:: Data provided ::

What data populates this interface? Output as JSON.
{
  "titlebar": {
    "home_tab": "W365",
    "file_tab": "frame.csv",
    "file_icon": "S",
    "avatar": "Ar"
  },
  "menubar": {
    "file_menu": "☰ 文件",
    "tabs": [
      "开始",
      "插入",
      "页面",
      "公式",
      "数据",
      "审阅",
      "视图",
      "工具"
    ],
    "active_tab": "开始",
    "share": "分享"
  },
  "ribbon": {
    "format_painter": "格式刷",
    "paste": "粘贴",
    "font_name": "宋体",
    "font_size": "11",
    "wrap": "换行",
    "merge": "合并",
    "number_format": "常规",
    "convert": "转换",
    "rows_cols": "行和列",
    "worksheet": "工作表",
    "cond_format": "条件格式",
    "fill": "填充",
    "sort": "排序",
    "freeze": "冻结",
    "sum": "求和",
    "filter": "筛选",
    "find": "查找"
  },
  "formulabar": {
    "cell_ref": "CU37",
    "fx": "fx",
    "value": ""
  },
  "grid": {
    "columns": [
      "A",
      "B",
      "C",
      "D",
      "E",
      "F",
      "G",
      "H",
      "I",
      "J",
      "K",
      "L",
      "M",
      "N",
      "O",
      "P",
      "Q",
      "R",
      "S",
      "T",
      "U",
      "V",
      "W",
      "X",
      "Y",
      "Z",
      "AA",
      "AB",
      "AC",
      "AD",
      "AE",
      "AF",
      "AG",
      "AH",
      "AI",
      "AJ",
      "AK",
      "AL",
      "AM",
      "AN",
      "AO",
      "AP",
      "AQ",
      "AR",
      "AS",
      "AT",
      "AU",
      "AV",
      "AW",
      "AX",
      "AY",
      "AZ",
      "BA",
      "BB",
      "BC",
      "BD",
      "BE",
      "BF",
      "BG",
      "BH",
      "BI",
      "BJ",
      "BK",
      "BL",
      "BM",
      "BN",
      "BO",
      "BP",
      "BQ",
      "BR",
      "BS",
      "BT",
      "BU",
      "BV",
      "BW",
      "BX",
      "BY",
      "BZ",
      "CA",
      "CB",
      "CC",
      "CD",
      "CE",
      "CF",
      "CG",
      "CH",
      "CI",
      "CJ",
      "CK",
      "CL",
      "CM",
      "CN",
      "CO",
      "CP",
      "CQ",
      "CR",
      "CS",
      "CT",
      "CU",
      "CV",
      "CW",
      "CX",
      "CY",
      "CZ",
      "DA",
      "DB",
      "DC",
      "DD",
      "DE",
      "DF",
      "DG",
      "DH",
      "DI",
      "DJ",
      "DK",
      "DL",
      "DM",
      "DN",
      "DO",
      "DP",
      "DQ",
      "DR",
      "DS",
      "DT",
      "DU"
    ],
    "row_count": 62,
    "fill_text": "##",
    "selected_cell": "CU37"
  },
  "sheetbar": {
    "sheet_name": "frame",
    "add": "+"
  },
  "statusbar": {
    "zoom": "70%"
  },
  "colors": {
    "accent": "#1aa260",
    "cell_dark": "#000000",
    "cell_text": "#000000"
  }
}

:::

[Problem to solve]
All of the lines above need to be given again exactly.

[Exercise response]
What data populates this interface? Output as JSON.
{
  "titlebar": {
    "home_tab": "W365",
    "file_tab": "frame.csv",
    "file_icon": "S",
    "avatar": "Ar"
  },
  "menubar": {
    "file_menu": "☰ 文件",
    "tabs": [
      "开始",
      "插入",
      "页面",
      "公式",
      "数据",
      "审阅",
      "视图",
      "工具"
    ],
    "active_tab": "开始",
    "share": "分享"
  },
  "ribbon": {
    "format_painter": "格式刷",
    "paste": "粘贴",
    "font_name": "宋体",
    "font_size": "11",
    "wrap": "换行",
    "merge": "合并",
    "number_format": "常规",
    "convert": "转换",
    "rows_cols": "行和列",
    "worksheet": "工作表",
    "cond_format": "条件格式",
    "fill": "填充",
    "sort": "排序",
    "freeze": "冻结",
    "sum": "求和",
    "filter": "筛选",
    "find": "查找"
  },
  "formulabar": {
    "cell_ref": "CU37",
    "fx": "fx",
    "value": ""
  },
  "grid": {
    "columns": [
      "A",
      "B",
      "C",
      "D",
      "E",
      "F",
      "G",
      "H",
      "I",
      "J",
      "K",
      "L",
      "M",
      "N",
      "O",
      "P",
      "Q",
      "R",
      "S",
      "T",
      "U",
      "V",
      "W",
      "X",
      "Y",
      "Z",
      "AA",
      "AB",
      "AC",
      "AD",
      "AE",
      "AF",
      "AG",
      "AH",
      "AI",
      "AJ",
      "AK",
      "AL",
      "AM",
      "AN",
      "AO",
      "AP",
      "AQ",
      "AR",
      "AS",
      "AT",
      "AU",
      "AV",
      "AW",
      "AX",
      "AY",
      "AZ",
      "BA",
      "BB",
      "BC",
      "BD",
      "BE",
      "BF",
      "BG",
      "BH",
      "BI",
      "BJ",
      "BK",
      "BL",
      "BM",
      "BN",
      "BO",
      "BP",
      "BQ",
      "BR",
      "BS",
      "BT",
      "BU",
      "BV",
      "BW",
      "BX",
      "BY",
      "BZ",
      "CA",
      "CB",
      "CC",
      "CD",
      "CE",
      "CF",
      "CG",
      "CH",
      "CI",
      "CJ",
      "CK",
      "CL",
      "CM",
      "CN",
      "CO",
      "CP",
      "CQ",
      "CR",
      "CS",
      "CT",
      "CU",
      "CV",
      "CW",
      "CX",
      "CY",
      "CZ",
      "DA",
      "DB",
      "DC",
      "DD",
      "DE",
      "DF",
      "DG",
      "DH",
      "DI",
      "DJ",
      "DK",
      "DL",
      "DM",
      "DN",
      "DO",
      "DP",
      "DQ",
      "DR",
      "DS",
      "DT",
      "DU"
    ],
    "row_count": 62,
    "fill_text": "##",
    "selected_cell": "CU37"
  },
  "sheetbar": {
    "sheet_name": "frame",
    "add": "+"
  },
  "statusbar": {
    "zoom": "70%"
  },
  "colors": {
    "accent": "#1aa260",
    "cell_dark": "#000000",
    "cell_text": "#000000"
  }
}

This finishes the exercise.